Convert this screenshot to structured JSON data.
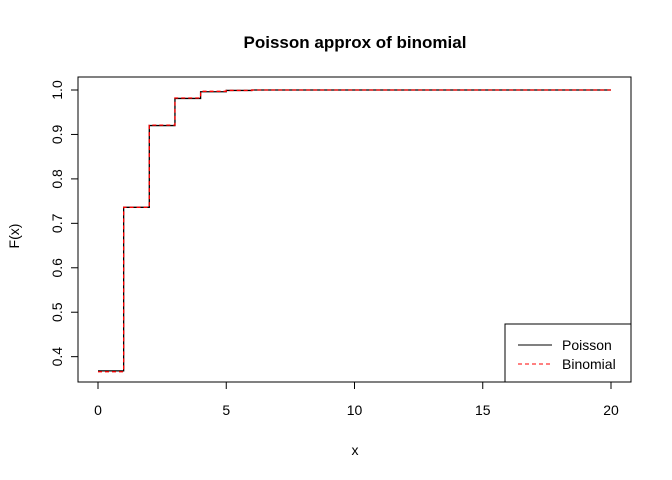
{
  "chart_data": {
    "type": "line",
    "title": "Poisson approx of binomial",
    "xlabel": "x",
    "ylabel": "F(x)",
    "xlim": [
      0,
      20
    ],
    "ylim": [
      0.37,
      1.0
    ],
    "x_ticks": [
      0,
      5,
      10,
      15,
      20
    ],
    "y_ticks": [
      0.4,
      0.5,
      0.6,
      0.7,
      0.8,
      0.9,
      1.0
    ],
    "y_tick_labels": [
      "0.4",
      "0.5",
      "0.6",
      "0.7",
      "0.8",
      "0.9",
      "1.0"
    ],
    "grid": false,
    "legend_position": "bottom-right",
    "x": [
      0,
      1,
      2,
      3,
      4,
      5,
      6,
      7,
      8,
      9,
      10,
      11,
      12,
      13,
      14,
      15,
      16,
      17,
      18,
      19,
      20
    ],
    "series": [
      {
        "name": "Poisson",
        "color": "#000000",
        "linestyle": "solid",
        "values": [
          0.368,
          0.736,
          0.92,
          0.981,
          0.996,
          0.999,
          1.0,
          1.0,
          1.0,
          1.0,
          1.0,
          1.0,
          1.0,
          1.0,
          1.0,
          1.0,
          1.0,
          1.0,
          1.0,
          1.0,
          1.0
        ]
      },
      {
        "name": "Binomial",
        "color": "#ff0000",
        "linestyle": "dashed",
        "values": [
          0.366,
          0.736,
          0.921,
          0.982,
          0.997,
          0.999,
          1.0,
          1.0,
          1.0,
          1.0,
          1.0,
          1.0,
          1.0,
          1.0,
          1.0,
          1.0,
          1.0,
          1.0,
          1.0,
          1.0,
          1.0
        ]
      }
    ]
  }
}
* * *
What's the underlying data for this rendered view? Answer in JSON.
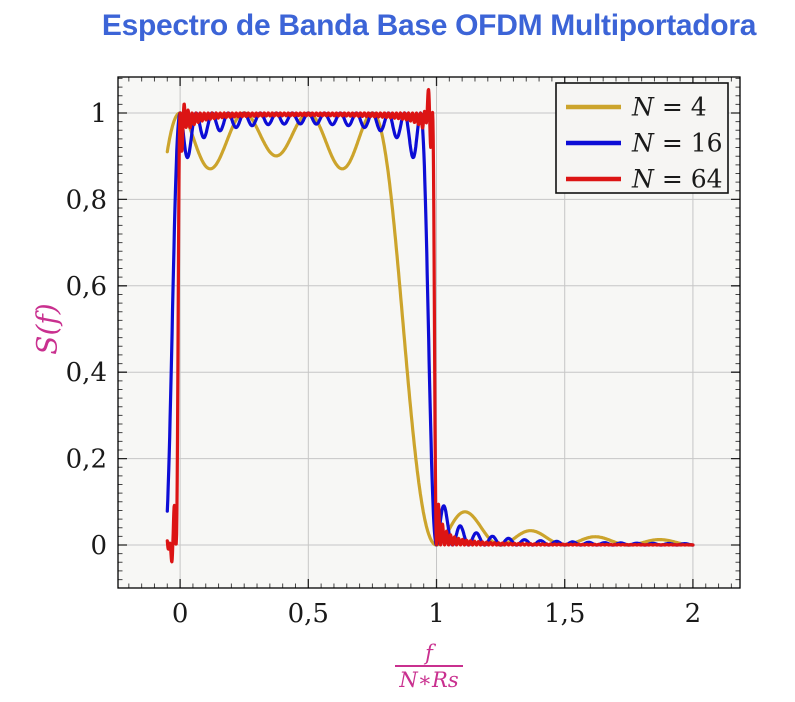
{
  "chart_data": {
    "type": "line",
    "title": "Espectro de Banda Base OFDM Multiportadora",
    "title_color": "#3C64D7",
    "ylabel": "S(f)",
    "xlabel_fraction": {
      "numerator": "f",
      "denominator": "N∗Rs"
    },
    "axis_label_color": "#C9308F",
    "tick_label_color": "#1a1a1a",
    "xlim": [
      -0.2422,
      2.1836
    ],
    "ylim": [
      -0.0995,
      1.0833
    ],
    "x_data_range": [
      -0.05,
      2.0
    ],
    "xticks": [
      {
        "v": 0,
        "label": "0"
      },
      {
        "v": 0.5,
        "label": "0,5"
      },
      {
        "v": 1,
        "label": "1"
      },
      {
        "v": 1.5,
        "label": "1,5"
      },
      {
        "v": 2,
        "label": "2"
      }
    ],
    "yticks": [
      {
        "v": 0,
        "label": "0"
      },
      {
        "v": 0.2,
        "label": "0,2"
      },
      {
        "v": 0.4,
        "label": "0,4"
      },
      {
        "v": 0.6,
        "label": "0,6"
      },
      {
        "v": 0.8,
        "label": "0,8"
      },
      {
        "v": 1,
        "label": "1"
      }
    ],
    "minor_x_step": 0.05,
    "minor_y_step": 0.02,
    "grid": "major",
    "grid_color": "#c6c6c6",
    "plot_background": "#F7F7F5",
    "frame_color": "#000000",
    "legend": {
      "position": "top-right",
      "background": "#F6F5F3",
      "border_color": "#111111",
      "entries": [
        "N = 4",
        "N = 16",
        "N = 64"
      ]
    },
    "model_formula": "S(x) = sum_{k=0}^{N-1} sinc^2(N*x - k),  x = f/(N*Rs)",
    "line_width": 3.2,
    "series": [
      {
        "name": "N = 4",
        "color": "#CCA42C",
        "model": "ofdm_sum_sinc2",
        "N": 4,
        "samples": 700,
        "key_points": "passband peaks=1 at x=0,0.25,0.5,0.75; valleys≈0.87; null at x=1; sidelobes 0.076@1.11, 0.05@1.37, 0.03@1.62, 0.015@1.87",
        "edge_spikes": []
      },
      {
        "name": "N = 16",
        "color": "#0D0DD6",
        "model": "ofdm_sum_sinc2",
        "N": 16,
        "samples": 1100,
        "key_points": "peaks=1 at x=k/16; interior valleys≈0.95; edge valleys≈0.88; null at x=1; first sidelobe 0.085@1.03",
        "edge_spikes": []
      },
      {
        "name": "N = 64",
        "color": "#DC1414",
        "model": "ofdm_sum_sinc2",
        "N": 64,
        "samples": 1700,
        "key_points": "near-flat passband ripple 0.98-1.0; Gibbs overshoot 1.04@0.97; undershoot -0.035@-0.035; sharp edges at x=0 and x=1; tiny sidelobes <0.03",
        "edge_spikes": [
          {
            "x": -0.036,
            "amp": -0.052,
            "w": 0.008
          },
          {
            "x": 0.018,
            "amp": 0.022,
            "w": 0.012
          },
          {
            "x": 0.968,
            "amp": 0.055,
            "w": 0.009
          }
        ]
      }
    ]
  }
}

=== REQUIREMENT ===
Copy each line of the records above that carries the word "null".

=== RESULT FOR THIS TASK ===
        "key_points": "passband peaks=1 at x=0,0.25,0.5,0.75; valleys≈0.87; null at x=1; sidelobes 0.076@1.11, 0.05@1.37, 0.03@1.62, 0.015@1.87",
        "key_points": "peaks=1 at x=k/16; interior valleys≈0.95; edge valleys≈0.88; null at x=1; first sidelobe 0.085@1.03",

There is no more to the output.